● GOAL
Return exactly the lines from the one containing "Decode this image" through the last line of the records below, both included, and leave out any pictures.

Start of DATASET ENTRIES

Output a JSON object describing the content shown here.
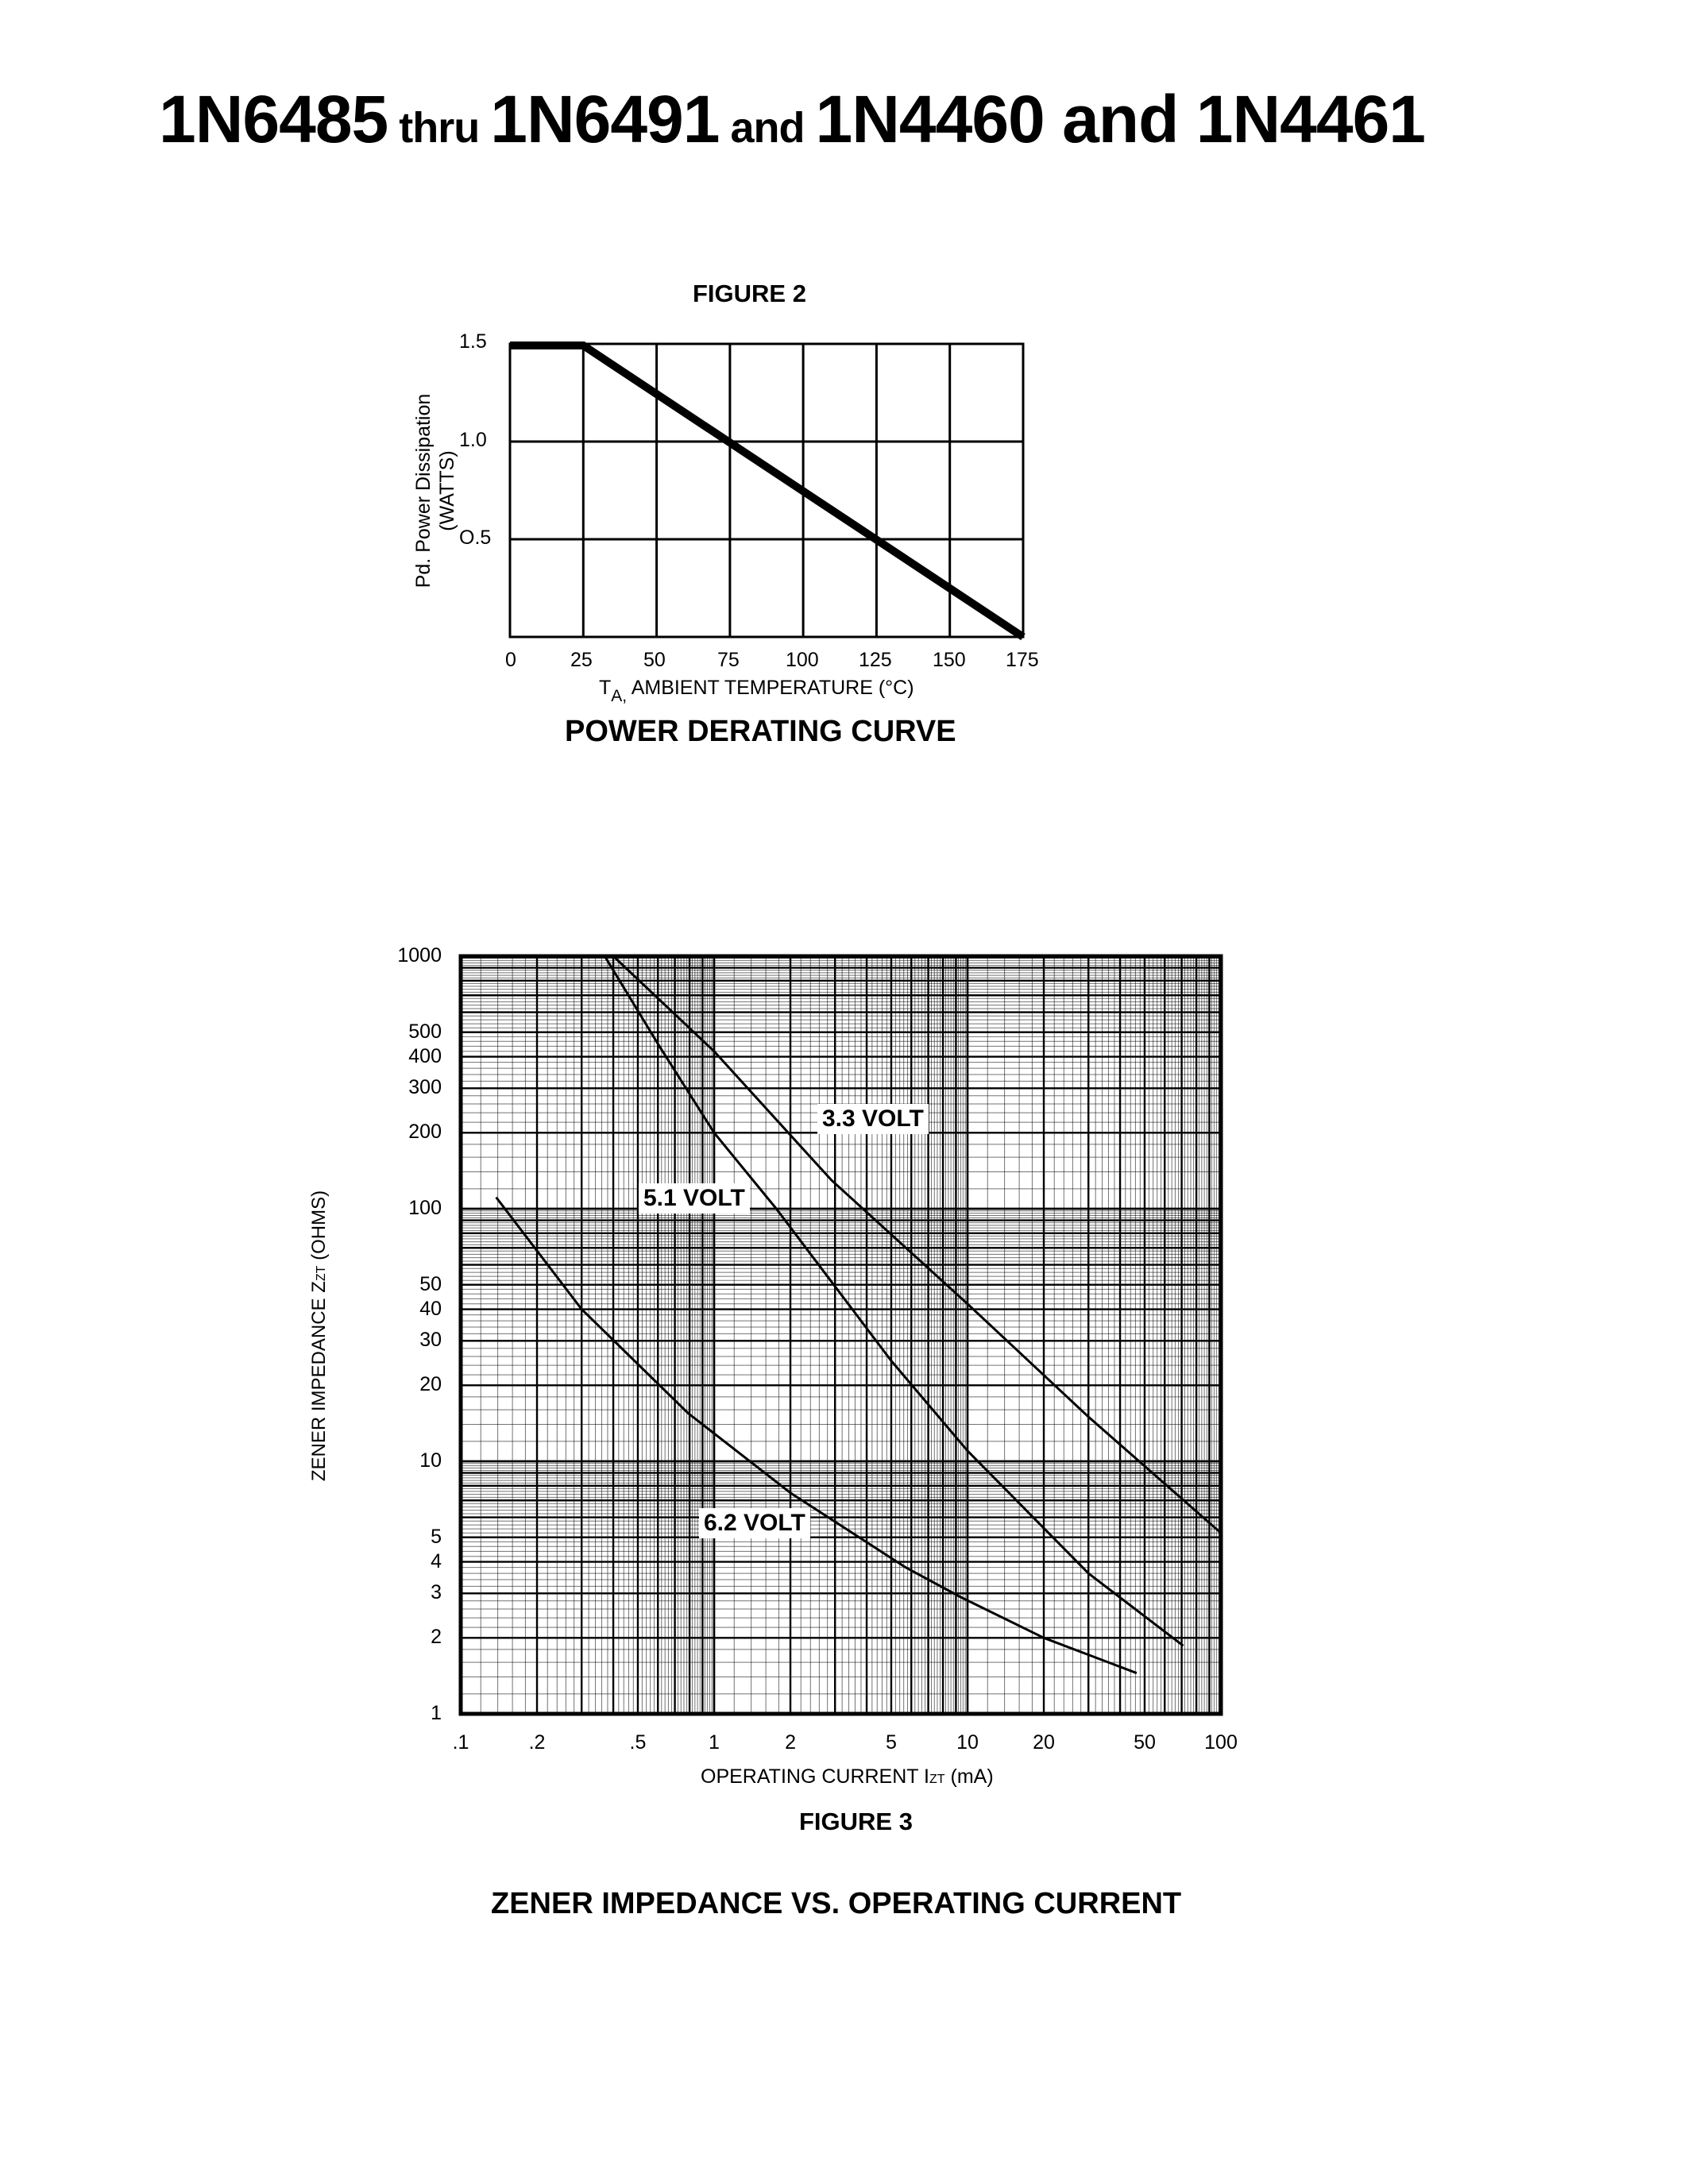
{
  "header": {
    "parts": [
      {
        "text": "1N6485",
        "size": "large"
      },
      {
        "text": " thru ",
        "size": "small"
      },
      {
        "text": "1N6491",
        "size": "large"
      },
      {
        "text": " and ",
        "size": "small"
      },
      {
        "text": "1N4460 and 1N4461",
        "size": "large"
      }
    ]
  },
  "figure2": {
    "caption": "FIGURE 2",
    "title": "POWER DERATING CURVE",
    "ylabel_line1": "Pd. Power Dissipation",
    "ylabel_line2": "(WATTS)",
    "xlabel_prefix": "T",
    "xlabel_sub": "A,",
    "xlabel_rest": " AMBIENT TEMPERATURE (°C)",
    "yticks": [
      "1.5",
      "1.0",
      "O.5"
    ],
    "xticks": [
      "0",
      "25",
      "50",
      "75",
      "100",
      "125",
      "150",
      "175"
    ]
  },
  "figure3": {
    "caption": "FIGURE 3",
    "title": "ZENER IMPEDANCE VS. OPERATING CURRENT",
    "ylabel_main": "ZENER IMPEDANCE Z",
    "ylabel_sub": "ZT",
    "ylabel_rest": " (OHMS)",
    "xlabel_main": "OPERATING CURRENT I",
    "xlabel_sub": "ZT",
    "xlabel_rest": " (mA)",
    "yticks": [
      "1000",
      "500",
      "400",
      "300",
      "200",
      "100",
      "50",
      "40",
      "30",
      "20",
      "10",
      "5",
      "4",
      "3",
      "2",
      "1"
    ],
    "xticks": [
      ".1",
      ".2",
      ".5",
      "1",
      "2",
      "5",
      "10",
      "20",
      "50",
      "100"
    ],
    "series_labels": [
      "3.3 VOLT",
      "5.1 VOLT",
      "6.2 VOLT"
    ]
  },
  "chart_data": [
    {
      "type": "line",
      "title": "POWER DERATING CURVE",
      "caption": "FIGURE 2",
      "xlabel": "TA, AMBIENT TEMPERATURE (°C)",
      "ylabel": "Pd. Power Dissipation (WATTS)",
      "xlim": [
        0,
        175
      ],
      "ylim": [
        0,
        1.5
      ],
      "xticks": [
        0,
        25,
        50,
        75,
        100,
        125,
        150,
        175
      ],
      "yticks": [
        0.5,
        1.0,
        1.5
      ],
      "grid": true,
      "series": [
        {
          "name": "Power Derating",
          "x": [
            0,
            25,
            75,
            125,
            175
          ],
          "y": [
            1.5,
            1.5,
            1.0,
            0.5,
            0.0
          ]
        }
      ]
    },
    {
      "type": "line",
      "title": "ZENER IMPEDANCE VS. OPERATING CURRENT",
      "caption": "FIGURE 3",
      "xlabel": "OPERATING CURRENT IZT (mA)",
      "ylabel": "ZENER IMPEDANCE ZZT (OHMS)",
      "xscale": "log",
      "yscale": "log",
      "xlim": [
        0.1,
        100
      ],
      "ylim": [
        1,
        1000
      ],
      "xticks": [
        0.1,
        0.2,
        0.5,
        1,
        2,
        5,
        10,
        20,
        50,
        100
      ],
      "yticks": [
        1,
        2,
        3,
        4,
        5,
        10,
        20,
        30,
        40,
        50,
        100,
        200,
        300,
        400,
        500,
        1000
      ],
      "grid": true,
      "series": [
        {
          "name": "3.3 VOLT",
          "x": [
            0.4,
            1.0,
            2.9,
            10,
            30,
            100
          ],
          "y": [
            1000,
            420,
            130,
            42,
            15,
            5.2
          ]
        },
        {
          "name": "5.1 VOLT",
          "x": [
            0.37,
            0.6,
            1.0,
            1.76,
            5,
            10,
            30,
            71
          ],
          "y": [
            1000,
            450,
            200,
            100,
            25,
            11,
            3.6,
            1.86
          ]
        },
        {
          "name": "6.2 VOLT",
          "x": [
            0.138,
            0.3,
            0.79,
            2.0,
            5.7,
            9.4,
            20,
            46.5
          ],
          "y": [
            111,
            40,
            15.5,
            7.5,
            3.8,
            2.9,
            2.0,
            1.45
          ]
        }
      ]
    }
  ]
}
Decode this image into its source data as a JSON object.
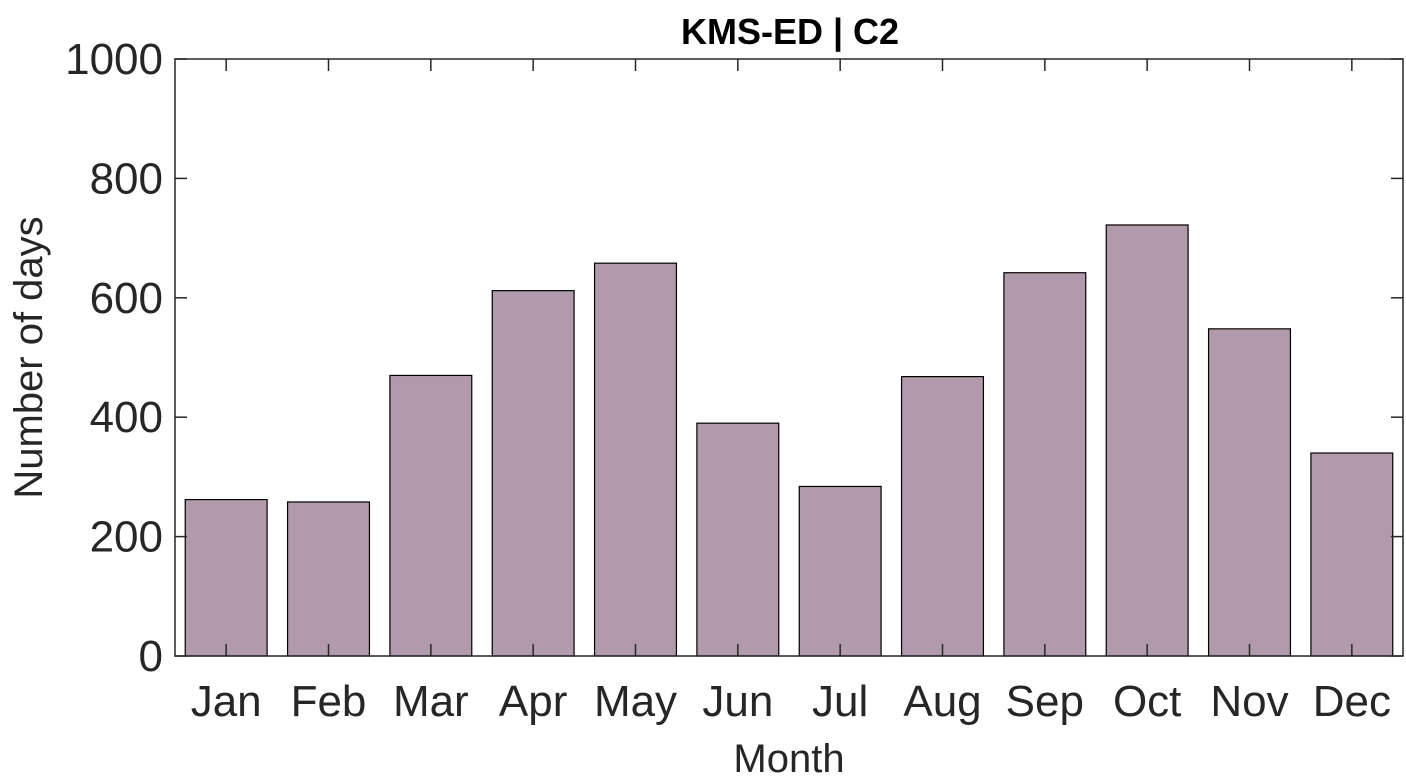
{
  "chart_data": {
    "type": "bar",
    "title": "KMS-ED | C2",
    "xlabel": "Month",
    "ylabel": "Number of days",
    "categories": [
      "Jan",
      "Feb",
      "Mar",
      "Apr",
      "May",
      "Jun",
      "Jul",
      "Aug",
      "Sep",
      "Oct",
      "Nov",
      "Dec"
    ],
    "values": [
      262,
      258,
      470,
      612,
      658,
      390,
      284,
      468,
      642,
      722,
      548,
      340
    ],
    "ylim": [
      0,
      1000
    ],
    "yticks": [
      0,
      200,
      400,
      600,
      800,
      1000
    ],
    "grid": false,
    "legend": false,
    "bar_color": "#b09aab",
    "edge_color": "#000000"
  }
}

End of DATASET ENTRIES

● TASK ANSWER
Decode this image into its source data as a JSON object.
{
  "chart_data": {
    "type": "bar",
    "title": "KMS-ED | C2",
    "xlabel": "Month",
    "ylabel": "Number of days",
    "categories": [
      "Jan",
      "Feb",
      "Mar",
      "Apr",
      "May",
      "Jun",
      "Jul",
      "Aug",
      "Sep",
      "Oct",
      "Nov",
      "Dec"
    ],
    "values": [
      262,
      258,
      470,
      612,
      658,
      390,
      284,
      468,
      642,
      722,
      548,
      340
    ],
    "ylim": [
      0,
      1000
    ],
    "yticks": [
      0,
      200,
      400,
      600,
      800,
      1000
    ],
    "grid": false,
    "legend": false,
    "bar_color": "#b09aab",
    "edge_color": "#000000"
  }
}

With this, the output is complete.